* Written problem
Which lines below hold the word "左右同正不等式"? Report each one.

* Task inputs

________________________

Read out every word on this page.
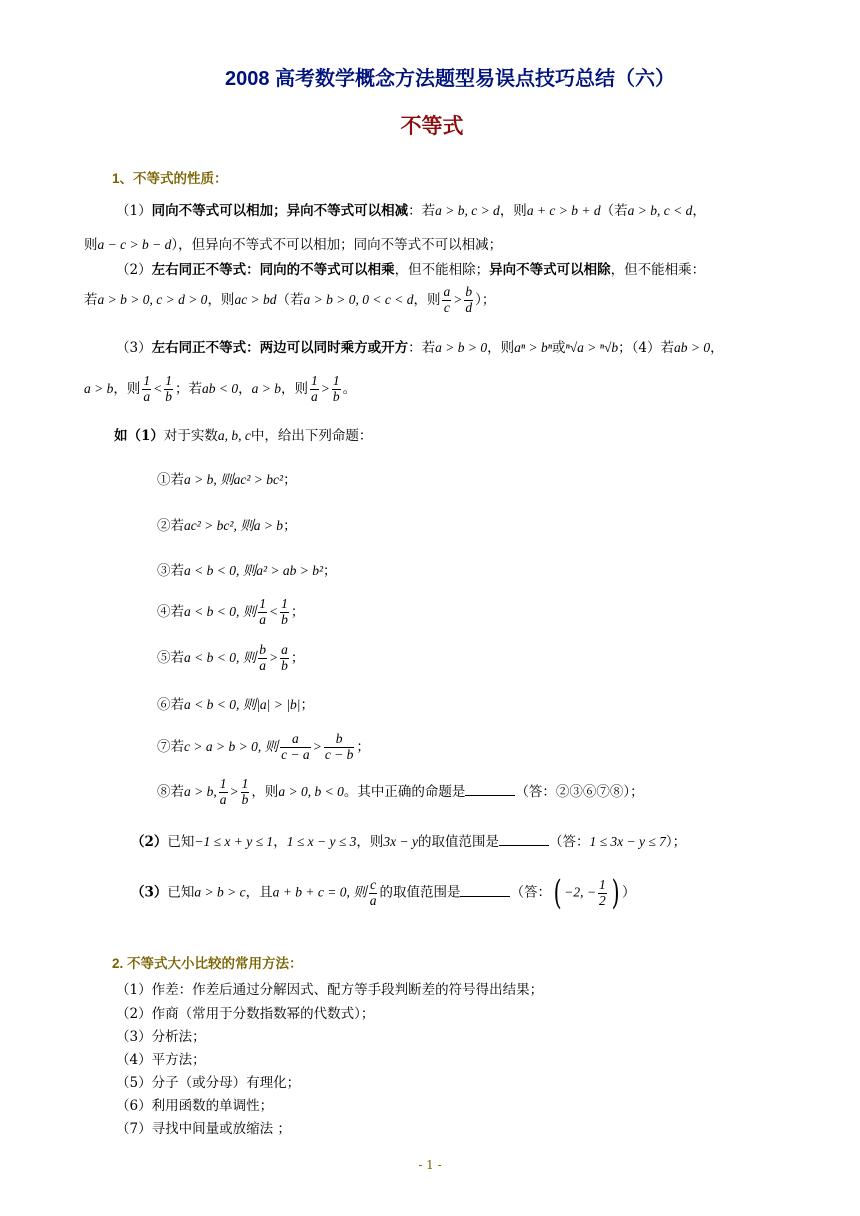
2008 高考数学概念方法题型易误点技巧总结（六）
不等式
1、不等式的性质：
（1）同向不等式可以相加；异向不等式可以相减：若a > b, c > d，则a + c > b + d（若a > b, c < d，
则a − c > b − d），但异向不等式不可以相加；同向不等式不可以相减；
（2）左右同正不等式：同向的不等式可以相乘，但不能相除；异向不等式可以相除，但不能相乘：
若a > b > 0, c > d > 0，则ac > bd（若a > b > 0, 0 < c < d，则 $\frac{a}{c} > \frac{b}{d}$ ）；
（3）左右同正不等式：两边可以同时乘方或开方：若a > b > 0，则aⁿ > bⁿ或ⁿ√a > ⁿ√b；（4）若ab > 0，
a > b，则 $\frac{1}{a} < \frac{1}{b}$ ；若ab < 0，a > b，则 $\frac{1}{a} > \frac{1}{b}$ 。
如（1）对于实数a, b, c中，给出下列命题：
①若a > b, 则ac² > bc²；
②若ac² > bc², 则a > b；
③若a < b < 0, 则a² > ab > b²；
④若a < b < 0, 则 $\frac{1}{a} < \frac{1}{b}$ ；
⑤若a < b < 0, 则 $\frac{b}{a} > \frac{a}{b}$ ；
⑥若a < b < 0, 则|a| > |b|；
⑦若c > a > b > 0, 则 $\frac{a}{c - a} > \frac{b}{c - b}$ ；
⑧若a > b, $\frac{1}{a} > \frac{1}{b}$ ，则a > 0, b < 0。其中正确的命题是	（答：②③⑥⑦⑧）；
（2）已知−1 ≤ x + y ≤ 1，1 ≤ x − y ≤ 3，则3x − y的取值范围是	（答：1 ≤ 3x − y ≤ 7）；
（3）已知a > b > c，且a + b + c = 0, 则 $\frac{c}{a}$ 的取值范围是	（答：( −2, − $\frac{1}{2}$ ) ）
2. 不等式大小比较的常用方法：
（1）作差：作差后通过分解因式、配方等手段判断差的符号得出结果；
（2）作商（常用于分数指数幂的代数式）；
（3）分析法；
（4）平方法；
（5）分子（或分母）有理化；
（6）利用函数的单调性；
（7）寻找中间量或放缩法 ；
- 1 -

________________________

* Complete answer
（2）左右同正不等式：同向的不等式可以相乘，但不能相除；异向不等式可以相除，但不能相乘：
（3）左右同正不等式：两边可以同时乘方或开方：若a > b > 0，则aⁿ > bⁿ或ⁿ√a > ⁿ√b；（4）若ab > 0，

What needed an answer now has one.